>> BEGIN
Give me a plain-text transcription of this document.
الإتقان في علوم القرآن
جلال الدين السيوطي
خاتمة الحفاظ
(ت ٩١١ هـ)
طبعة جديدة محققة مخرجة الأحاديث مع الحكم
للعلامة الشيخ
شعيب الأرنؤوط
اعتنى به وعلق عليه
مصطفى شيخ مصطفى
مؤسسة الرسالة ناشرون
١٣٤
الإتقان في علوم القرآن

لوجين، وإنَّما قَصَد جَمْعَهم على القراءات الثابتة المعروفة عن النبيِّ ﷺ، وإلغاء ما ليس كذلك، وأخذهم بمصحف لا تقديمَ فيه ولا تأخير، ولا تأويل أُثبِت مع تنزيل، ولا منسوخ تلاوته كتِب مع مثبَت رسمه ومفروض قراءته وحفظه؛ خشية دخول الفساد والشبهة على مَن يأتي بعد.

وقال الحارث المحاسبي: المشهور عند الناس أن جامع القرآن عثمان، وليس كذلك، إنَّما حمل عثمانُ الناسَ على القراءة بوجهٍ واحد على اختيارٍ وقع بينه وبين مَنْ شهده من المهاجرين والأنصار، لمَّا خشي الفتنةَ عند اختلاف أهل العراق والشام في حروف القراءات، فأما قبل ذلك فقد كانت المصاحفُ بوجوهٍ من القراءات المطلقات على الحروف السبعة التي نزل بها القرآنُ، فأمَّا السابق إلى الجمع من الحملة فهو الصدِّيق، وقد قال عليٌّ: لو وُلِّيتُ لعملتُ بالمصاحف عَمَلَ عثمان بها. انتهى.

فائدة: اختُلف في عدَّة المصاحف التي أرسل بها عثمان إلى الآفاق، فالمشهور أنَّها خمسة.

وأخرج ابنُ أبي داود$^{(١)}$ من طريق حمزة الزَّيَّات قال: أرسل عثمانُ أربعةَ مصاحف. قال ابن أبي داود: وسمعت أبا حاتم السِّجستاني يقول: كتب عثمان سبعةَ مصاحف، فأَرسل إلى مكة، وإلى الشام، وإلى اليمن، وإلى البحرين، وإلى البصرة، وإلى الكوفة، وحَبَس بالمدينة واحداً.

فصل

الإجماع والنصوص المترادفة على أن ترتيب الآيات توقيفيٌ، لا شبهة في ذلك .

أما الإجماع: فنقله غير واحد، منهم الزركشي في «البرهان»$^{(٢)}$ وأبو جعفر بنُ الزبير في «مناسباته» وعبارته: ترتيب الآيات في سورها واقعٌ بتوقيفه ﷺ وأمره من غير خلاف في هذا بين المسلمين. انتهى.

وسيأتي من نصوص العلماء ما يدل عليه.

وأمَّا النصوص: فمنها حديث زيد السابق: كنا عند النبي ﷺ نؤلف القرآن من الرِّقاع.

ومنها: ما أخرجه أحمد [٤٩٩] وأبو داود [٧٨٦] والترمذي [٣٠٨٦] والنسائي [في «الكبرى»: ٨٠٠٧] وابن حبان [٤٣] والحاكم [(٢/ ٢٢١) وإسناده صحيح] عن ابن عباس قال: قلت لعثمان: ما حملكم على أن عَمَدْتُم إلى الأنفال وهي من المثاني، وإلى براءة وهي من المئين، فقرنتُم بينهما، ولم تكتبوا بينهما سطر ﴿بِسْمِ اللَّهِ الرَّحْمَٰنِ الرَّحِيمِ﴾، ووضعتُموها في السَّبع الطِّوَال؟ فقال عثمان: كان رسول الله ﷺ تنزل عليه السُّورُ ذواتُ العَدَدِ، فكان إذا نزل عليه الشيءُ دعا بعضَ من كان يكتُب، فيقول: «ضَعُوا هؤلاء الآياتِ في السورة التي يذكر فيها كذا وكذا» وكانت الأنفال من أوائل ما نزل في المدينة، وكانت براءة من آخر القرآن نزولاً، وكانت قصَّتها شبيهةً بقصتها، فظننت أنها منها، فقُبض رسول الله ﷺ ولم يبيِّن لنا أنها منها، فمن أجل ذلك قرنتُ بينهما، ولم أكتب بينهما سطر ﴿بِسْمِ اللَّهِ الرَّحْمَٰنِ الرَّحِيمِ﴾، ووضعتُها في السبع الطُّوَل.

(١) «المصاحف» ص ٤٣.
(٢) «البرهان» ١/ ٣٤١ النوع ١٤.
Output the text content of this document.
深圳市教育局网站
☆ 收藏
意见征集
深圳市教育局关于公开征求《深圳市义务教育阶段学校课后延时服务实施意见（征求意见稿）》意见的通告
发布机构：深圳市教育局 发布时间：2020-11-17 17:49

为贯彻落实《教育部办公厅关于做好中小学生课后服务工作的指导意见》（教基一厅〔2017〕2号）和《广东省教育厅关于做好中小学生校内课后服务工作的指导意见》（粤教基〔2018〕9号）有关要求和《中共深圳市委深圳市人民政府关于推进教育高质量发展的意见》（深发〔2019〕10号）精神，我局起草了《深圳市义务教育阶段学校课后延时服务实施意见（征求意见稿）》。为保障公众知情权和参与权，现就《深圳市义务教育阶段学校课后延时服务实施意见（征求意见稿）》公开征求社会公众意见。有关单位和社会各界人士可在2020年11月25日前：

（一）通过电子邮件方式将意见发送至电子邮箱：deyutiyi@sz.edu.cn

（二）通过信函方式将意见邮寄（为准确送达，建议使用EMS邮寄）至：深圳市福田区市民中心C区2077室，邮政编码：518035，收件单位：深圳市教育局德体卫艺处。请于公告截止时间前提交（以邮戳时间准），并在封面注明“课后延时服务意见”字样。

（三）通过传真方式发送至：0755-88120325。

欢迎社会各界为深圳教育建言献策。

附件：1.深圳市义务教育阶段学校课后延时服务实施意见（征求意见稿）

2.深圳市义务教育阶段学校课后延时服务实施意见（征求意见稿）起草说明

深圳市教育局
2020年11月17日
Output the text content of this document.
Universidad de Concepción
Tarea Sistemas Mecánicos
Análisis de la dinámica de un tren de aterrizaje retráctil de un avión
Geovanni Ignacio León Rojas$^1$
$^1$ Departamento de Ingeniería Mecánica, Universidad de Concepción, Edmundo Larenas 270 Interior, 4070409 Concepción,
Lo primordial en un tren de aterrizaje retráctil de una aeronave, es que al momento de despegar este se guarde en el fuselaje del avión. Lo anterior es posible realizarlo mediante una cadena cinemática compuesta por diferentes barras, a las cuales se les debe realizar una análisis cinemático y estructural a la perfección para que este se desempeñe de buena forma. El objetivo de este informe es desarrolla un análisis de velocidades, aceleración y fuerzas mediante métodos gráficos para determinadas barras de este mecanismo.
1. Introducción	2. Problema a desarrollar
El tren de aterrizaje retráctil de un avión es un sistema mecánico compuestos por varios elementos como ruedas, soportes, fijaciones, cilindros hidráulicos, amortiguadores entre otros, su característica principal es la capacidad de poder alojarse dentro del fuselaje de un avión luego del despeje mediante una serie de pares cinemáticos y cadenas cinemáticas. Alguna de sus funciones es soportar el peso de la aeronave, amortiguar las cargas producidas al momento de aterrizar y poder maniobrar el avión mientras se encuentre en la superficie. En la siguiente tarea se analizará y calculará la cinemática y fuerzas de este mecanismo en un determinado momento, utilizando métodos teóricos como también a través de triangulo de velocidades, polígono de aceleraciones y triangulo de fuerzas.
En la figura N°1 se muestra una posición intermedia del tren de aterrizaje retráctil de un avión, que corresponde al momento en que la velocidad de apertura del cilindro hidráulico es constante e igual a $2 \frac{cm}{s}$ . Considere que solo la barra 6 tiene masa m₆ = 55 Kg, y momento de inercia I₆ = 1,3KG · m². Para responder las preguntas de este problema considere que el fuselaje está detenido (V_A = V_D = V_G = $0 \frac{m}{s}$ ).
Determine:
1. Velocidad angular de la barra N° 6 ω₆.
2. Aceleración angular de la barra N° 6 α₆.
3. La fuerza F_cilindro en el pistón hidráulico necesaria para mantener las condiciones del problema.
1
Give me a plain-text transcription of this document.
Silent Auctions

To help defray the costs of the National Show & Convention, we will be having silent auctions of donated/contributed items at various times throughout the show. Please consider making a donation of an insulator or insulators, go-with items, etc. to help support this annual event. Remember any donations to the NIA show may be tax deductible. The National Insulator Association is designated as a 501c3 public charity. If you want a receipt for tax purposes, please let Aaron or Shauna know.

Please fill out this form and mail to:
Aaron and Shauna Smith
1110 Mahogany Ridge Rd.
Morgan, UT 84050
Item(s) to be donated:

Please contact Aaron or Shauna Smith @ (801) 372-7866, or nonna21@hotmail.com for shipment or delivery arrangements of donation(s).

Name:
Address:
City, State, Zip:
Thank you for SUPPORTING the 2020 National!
>> END
> The exercise
Compute how many lines include the string "donated", then give that number by itself.

> Task answer
2